▸ Provided records:
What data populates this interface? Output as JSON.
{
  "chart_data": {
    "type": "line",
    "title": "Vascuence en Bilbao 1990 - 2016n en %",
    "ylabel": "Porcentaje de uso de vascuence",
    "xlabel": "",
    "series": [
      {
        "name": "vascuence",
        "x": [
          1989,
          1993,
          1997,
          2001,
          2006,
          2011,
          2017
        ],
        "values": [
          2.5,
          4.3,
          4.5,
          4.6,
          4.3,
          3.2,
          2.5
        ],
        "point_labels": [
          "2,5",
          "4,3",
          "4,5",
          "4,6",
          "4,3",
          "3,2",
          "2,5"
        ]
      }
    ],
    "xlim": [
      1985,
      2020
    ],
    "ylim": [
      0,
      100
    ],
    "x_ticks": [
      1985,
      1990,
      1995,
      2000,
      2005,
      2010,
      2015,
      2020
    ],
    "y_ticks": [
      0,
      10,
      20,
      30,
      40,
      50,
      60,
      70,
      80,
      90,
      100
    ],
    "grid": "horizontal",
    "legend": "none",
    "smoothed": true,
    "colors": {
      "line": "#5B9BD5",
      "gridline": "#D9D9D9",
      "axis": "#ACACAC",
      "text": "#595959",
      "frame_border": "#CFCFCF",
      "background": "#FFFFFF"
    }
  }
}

--

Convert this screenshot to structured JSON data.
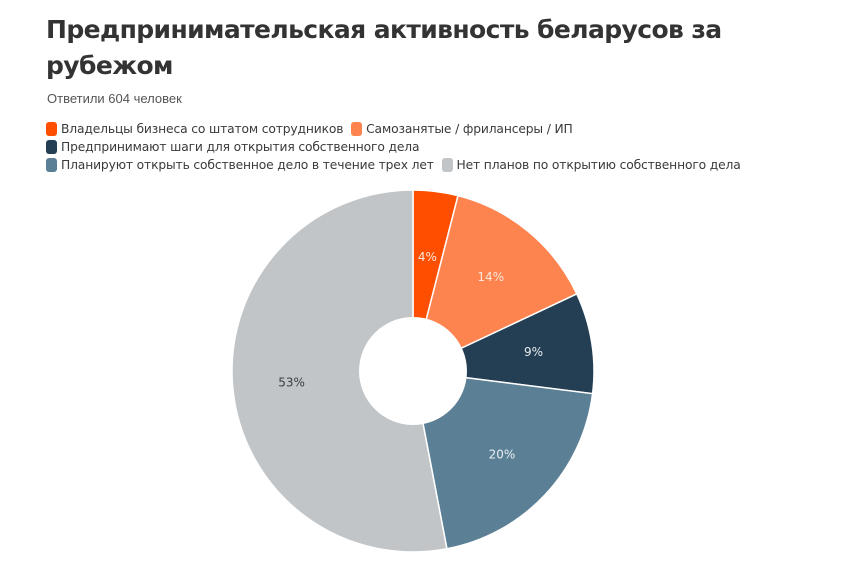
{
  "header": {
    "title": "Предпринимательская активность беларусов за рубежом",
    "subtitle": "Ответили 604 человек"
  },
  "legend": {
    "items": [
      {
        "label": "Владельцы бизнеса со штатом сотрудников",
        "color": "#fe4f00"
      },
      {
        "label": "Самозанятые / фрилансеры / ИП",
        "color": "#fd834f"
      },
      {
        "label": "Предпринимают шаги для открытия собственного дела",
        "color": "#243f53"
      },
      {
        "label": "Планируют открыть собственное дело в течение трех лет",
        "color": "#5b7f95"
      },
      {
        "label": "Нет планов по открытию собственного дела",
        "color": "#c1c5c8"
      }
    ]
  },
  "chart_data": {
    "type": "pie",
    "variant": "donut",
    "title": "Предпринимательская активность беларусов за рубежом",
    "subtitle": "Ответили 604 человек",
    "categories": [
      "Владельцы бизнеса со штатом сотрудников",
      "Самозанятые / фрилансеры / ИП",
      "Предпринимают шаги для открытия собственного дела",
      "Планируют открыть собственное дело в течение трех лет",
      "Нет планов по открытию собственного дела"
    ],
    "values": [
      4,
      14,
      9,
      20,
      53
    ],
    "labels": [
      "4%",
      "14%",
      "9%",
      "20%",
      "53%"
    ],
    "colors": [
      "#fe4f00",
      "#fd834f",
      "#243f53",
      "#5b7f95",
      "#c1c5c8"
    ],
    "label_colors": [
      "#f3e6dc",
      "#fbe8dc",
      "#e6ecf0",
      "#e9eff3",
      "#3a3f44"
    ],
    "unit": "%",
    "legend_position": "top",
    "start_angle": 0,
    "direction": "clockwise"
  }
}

▸ Stated goal: Find every line holding the word "Самозанятые"; give their count and nothing else.

▸ In response: 2